**Brief**: Drop every picture and give the entries back exactly.

**Given entries**:
— Begin —

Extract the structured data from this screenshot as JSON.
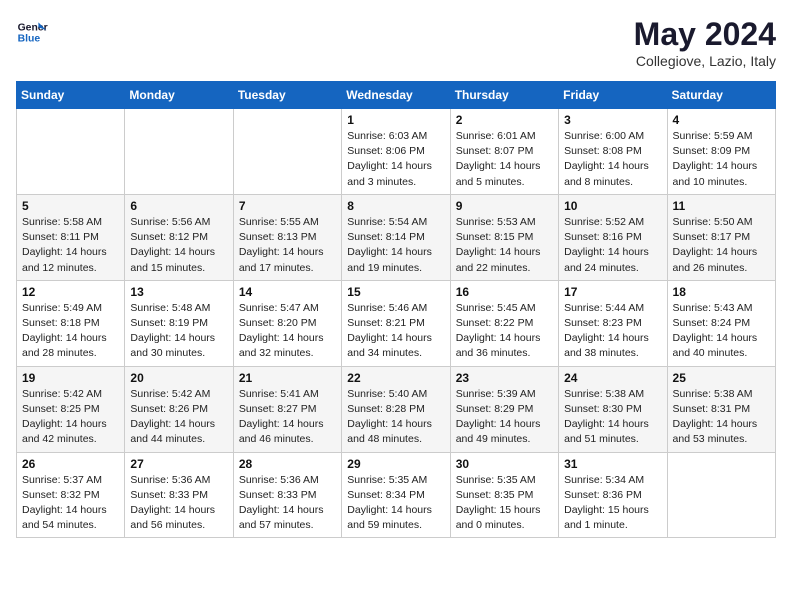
{
  "header": {
    "logo_line1": "General",
    "logo_line2": "Blue",
    "month_title": "May 2024",
    "subtitle": "Collegiove, Lazio, Italy"
  },
  "weekdays": [
    "Sunday",
    "Monday",
    "Tuesday",
    "Wednesday",
    "Thursday",
    "Friday",
    "Saturday"
  ],
  "weeks": [
    [
      {
        "day": "",
        "sunrise": "",
        "sunset": "",
        "daylight": ""
      },
      {
        "day": "",
        "sunrise": "",
        "sunset": "",
        "daylight": ""
      },
      {
        "day": "",
        "sunrise": "",
        "sunset": "",
        "daylight": ""
      },
      {
        "day": "1",
        "sunrise": "Sunrise: 6:03 AM",
        "sunset": "Sunset: 8:06 PM",
        "daylight": "Daylight: 14 hours and 3 minutes."
      },
      {
        "day": "2",
        "sunrise": "Sunrise: 6:01 AM",
        "sunset": "Sunset: 8:07 PM",
        "daylight": "Daylight: 14 hours and 5 minutes."
      },
      {
        "day": "3",
        "sunrise": "Sunrise: 6:00 AM",
        "sunset": "Sunset: 8:08 PM",
        "daylight": "Daylight: 14 hours and 8 minutes."
      },
      {
        "day": "4",
        "sunrise": "Sunrise: 5:59 AM",
        "sunset": "Sunset: 8:09 PM",
        "daylight": "Daylight: 14 hours and 10 minutes."
      }
    ],
    [
      {
        "day": "5",
        "sunrise": "Sunrise: 5:58 AM",
        "sunset": "Sunset: 8:11 PM",
        "daylight": "Daylight: 14 hours and 12 minutes."
      },
      {
        "day": "6",
        "sunrise": "Sunrise: 5:56 AM",
        "sunset": "Sunset: 8:12 PM",
        "daylight": "Daylight: 14 hours and 15 minutes."
      },
      {
        "day": "7",
        "sunrise": "Sunrise: 5:55 AM",
        "sunset": "Sunset: 8:13 PM",
        "daylight": "Daylight: 14 hours and 17 minutes."
      },
      {
        "day": "8",
        "sunrise": "Sunrise: 5:54 AM",
        "sunset": "Sunset: 8:14 PM",
        "daylight": "Daylight: 14 hours and 19 minutes."
      },
      {
        "day": "9",
        "sunrise": "Sunrise: 5:53 AM",
        "sunset": "Sunset: 8:15 PM",
        "daylight": "Daylight: 14 hours and 22 minutes."
      },
      {
        "day": "10",
        "sunrise": "Sunrise: 5:52 AM",
        "sunset": "Sunset: 8:16 PM",
        "daylight": "Daylight: 14 hours and 24 minutes."
      },
      {
        "day": "11",
        "sunrise": "Sunrise: 5:50 AM",
        "sunset": "Sunset: 8:17 PM",
        "daylight": "Daylight: 14 hours and 26 minutes."
      }
    ],
    [
      {
        "day": "12",
        "sunrise": "Sunrise: 5:49 AM",
        "sunset": "Sunset: 8:18 PM",
        "daylight": "Daylight: 14 hours and 28 minutes."
      },
      {
        "day": "13",
        "sunrise": "Sunrise: 5:48 AM",
        "sunset": "Sunset: 8:19 PM",
        "daylight": "Daylight: 14 hours and 30 minutes."
      },
      {
        "day": "14",
        "sunrise": "Sunrise: 5:47 AM",
        "sunset": "Sunset: 8:20 PM",
        "daylight": "Daylight: 14 hours and 32 minutes."
      },
      {
        "day": "15",
        "sunrise": "Sunrise: 5:46 AM",
        "sunset": "Sunset: 8:21 PM",
        "daylight": "Daylight: 14 hours and 34 minutes."
      },
      {
        "day": "16",
        "sunrise": "Sunrise: 5:45 AM",
        "sunset": "Sunset: 8:22 PM",
        "daylight": "Daylight: 14 hours and 36 minutes."
      },
      {
        "day": "17",
        "sunrise": "Sunrise: 5:44 AM",
        "sunset": "Sunset: 8:23 PM",
        "daylight": "Daylight: 14 hours and 38 minutes."
      },
      {
        "day": "18",
        "sunrise": "Sunrise: 5:43 AM",
        "sunset": "Sunset: 8:24 PM",
        "daylight": "Daylight: 14 hours and 40 minutes."
      }
    ],
    [
      {
        "day": "19",
        "sunrise": "Sunrise: 5:42 AM",
        "sunset": "Sunset: 8:25 PM",
        "daylight": "Daylight: 14 hours and 42 minutes."
      },
      {
        "day": "20",
        "sunrise": "Sunrise: 5:42 AM",
        "sunset": "Sunset: 8:26 PM",
        "daylight": "Daylight: 14 hours and 44 minutes."
      },
      {
        "day": "21",
        "sunrise": "Sunrise: 5:41 AM",
        "sunset": "Sunset: 8:27 PM",
        "daylight": "Daylight: 14 hours and 46 minutes."
      },
      {
        "day": "22",
        "sunrise": "Sunrise: 5:40 AM",
        "sunset": "Sunset: 8:28 PM",
        "daylight": "Daylight: 14 hours and 48 minutes."
      },
      {
        "day": "23",
        "sunrise": "Sunrise: 5:39 AM",
        "sunset": "Sunset: 8:29 PM",
        "daylight": "Daylight: 14 hours and 49 minutes."
      },
      {
        "day": "24",
        "sunrise": "Sunrise: 5:38 AM",
        "sunset": "Sunset: 8:30 PM",
        "daylight": "Daylight: 14 hours and 51 minutes."
      },
      {
        "day": "25",
        "sunrise": "Sunrise: 5:38 AM",
        "sunset": "Sunset: 8:31 PM",
        "daylight": "Daylight: 14 hours and 53 minutes."
      }
    ],
    [
      {
        "day": "26",
        "sunrise": "Sunrise: 5:37 AM",
        "sunset": "Sunset: 8:32 PM",
        "daylight": "Daylight: 14 hours and 54 minutes."
      },
      {
        "day": "27",
        "sunrise": "Sunrise: 5:36 AM",
        "sunset": "Sunset: 8:33 PM",
        "daylight": "Daylight: 14 hours and 56 minutes."
      },
      {
        "day": "28",
        "sunrise": "Sunrise: 5:36 AM",
        "sunset": "Sunset: 8:33 PM",
        "daylight": "Daylight: 14 hours and 57 minutes."
      },
      {
        "day": "29",
        "sunrise": "Sunrise: 5:35 AM",
        "sunset": "Sunset: 8:34 PM",
        "daylight": "Daylight: 14 hours and 59 minutes."
      },
      {
        "day": "30",
        "sunrise": "Sunrise: 5:35 AM",
        "sunset": "Sunset: 8:35 PM",
        "daylight": "Daylight: 15 hours and 0 minutes."
      },
      {
        "day": "31",
        "sunrise": "Sunrise: 5:34 AM",
        "sunset": "Sunset: 8:36 PM",
        "daylight": "Daylight: 15 hours and 1 minute."
      },
      {
        "day": "",
        "sunrise": "",
        "sunset": "",
        "daylight": ""
      }
    ]
  ]
}
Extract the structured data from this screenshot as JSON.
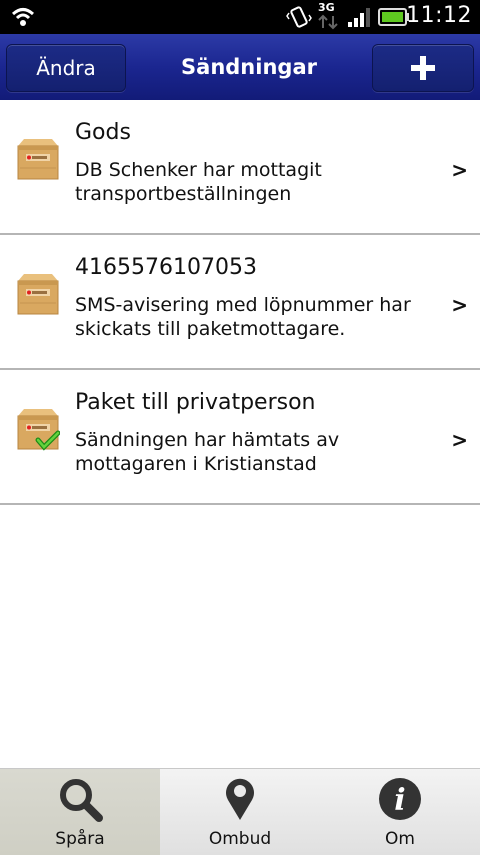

— End —

**Expected answer**:
Extract the structured data from this screenshot as JSON.
{
  "header": {
    "logo_line1": "General",
    "logo_line2": "Blue",
    "month_title": "May 2024",
    "subtitle": "Collegiove, Lazio, Italy"
  },
  "weekdays": [
    "Sunday",
    "Monday",
    "Tuesday",
    "Wednesday",
    "Thursday",
    "Friday",
    "Saturday"
  ],
  "weeks": [
    [
      {
        "day": "",
        "sunrise": "",
        "sunset": "",
        "daylight": ""
      },
      {
        "day": "",
        "sunrise": "",
        "sunset": "",
        "daylight": ""
      },
      {
        "day": "",
        "sunrise": "",
        "sunset": "",
        "daylight": ""
      },
      {
        "day": "1",
        "sunrise": "Sunrise: 6:03 AM",
        "sunset": "Sunset: 8:06 PM",
        "daylight": "Daylight: 14 hours and 3 minutes."
      },
      {
        "day": "2",
        "sunrise": "Sunrise: 6:01 AM",
        "sunset": "Sunset: 8:07 PM",
        "daylight": "Daylight: 14 hours and 5 minutes."
      },
      {
        "day": "3",
        "sunrise": "Sunrise: 6:00 AM",
        "sunset": "Sunset: 8:08 PM",
        "daylight": "Daylight: 14 hours and 8 minutes."
      },
      {
        "day": "4",
        "sunrise": "Sunrise: 5:59 AM",
        "sunset": "Sunset: 8:09 PM",
        "daylight": "Daylight: 14 hours and 10 minutes."
      }
    ],
    [
      {
        "day": "5",
        "sunrise": "Sunrise: 5:58 AM",
        "sunset": "Sunset: 8:11 PM",
        "daylight": "Daylight: 14 hours and 12 minutes."
      },
      {
        "day": "6",
        "sunrise": "Sunrise: 5:56 AM",
        "sunset": "Sunset: 8:12 PM",
        "daylight": "Daylight: 14 hours and 15 minutes."
      },
      {
        "day": "7",
        "sunrise": "Sunrise: 5:55 AM",
        "sunset": "Sunset: 8:13 PM",
        "daylight": "Daylight: 14 hours and 17 minutes."
      },
      {
        "day": "8",
        "sunrise": "Sunrise: 5:54 AM",
        "sunset": "Sunset: 8:14 PM",
        "daylight": "Daylight: 14 hours and 19 minutes."
      },
      {
        "day": "9",
        "sunrise": "Sunrise: 5:53 AM",
        "sunset": "Sunset: 8:15 PM",
        "daylight": "Daylight: 14 hours and 22 minutes."
      },
      {
        "day": "10",
        "sunrise": "Sunrise: 5:52 AM",
        "sunset": "Sunset: 8:16 PM",
        "daylight": "Daylight: 14 hours and 24 minutes."
      },
      {
        "day": "11",
        "sunrise": "Sunrise: 5:50 AM",
        "sunset": "Sunset: 8:17 PM",
        "daylight": "Daylight: 14 hours and 26 minutes."
      }
    ],
    [
      {
        "day": "12",
        "sunrise": "Sunrise: 5:49 AM",
        "sunset": "Sunset: 8:18 PM",
        "daylight": "Daylight: 14 hours and 28 minutes."
      },
      {
        "day": "13",
        "sunrise": "Sunrise: 5:48 AM",
        "sunset": "Sunset: 8:19 PM",
        "daylight": "Daylight: 14 hours and 30 minutes."
      },
      {
        "day": "14",
        "sunrise": "Sunrise: 5:47 AM",
        "sunset": "Sunset: 8:20 PM",
        "daylight": "Daylight: 14 hours and 32 minutes."
      },
      {
        "day": "15",
        "sunrise": "Sunrise: 5:46 AM",
        "sunset": "Sunset: 8:21 PM",
        "daylight": "Daylight: 14 hours and 34 minutes."
      },
      {
        "day": "16",
        "sunrise": "Sunrise: 5:45 AM",
        "sunset": "Sunset: 8:22 PM",
        "daylight": "Daylight: 14 hours and 36 minutes."
      },
      {
        "day": "17",
        "sunrise": "Sunrise: 5:44 AM",
        "sunset": "Sunset: 8:23 PM",
        "daylight": "Daylight: 14 hours and 38 minutes."
      },
      {
        "day": "18",
        "sunrise": "Sunrise: 5:43 AM",
        "sunset": "Sunset: 8:24 PM",
        "daylight": "Daylight: 14 hours and 40 minutes."
      }
    ],
    [
      {
        "day": "19",
        "sunrise": "Sunrise: 5:42 AM",
        "sunset": "Sunset: 8:25 PM",
        "daylight": "Daylight: 14 hours and 42 minutes."
      },
      {
        "day": "20",
        "sunrise": "Sunrise: 5:42 AM",
        "sunset": "Sunset: 8:26 PM",
        "daylight": "Daylight: 14 hours and 44 minutes."
      },
      {
        "day": "21",
        "sunrise": "Sunrise: 5:41 AM",
        "sunset": "Sunset: 8:27 PM",
        "daylight": "Daylight: 14 hours and 46 minutes."
      },
      {
        "day": "22",
        "sunrise": "Sunrise: 5:40 AM",
        "sunset": "Sunset: 8:28 PM",
        "daylight": "Daylight: 14 hours and 48 minutes."
      },
      {
        "day": "23",
        "sunrise": "Sunrise: 5:39 AM",
        "sunset": "Sunset: 8:29 PM",
        "daylight": "Daylight: 14 hours and 49 minutes."
      },
      {
        "day": "24",
        "sunrise": "Sunrise: 5:38 AM",
        "sunset": "Sunset: 8:30 PM",
        "daylight": "Daylight: 14 hours and 51 minutes."
      },
      {
        "day": "25",
        "sunrise": "Sunrise: 5:38 AM",
        "sunset": "Sunset: 8:31 PM",
        "daylight": "Daylight: 14 hours and 53 minutes."
      }
    ],
    [
      {
        "day": "26",
        "sunrise": "Sunrise: 5:37 AM",
        "sunset": "Sunset: 8:32 PM",
        "daylight": "Daylight: 14 hours and 54 minutes."
      },
      {
        "day": "27",
        "sunrise": "Sunrise: 5:36 AM",
        "sunset": "Sunset: 8:33 PM",
        "daylight": "Daylight: 14 hours and 56 minutes."
      },
      {
        "day": "28",
        "sunrise": "Sunrise: 5:36 AM",
        "sunset": "Sunset: 8:33 PM",
        "daylight": "Daylight: 14 hours and 57 minutes."
      },
      {
        "day": "29",
        "sunrise": "Sunrise: 5:35 AM",
        "sunset": "Sunset: 8:34 PM",
        "daylight": "Daylight: 14 hours and 59 minutes."
      },
      {
        "day": "30",
        "sunrise": "Sunrise: 5:35 AM",
        "sunset": "Sunset: 8:35 PM",
        "daylight": "Daylight: 15 hours and 0 minutes."
      },
      {
        "day": "31",
        "sunrise": "Sunrise: 5:34 AM",
        "sunset": "Sunset: 8:36 PM",
        "daylight": "Daylight: 15 hours and 1 minute."
      },
      {
        "day": "",
        "sunrise": "",
        "sunset": "",
        "daylight": ""
      }
    ]
  ]
}
Extract the structured data from this screenshot as JSON.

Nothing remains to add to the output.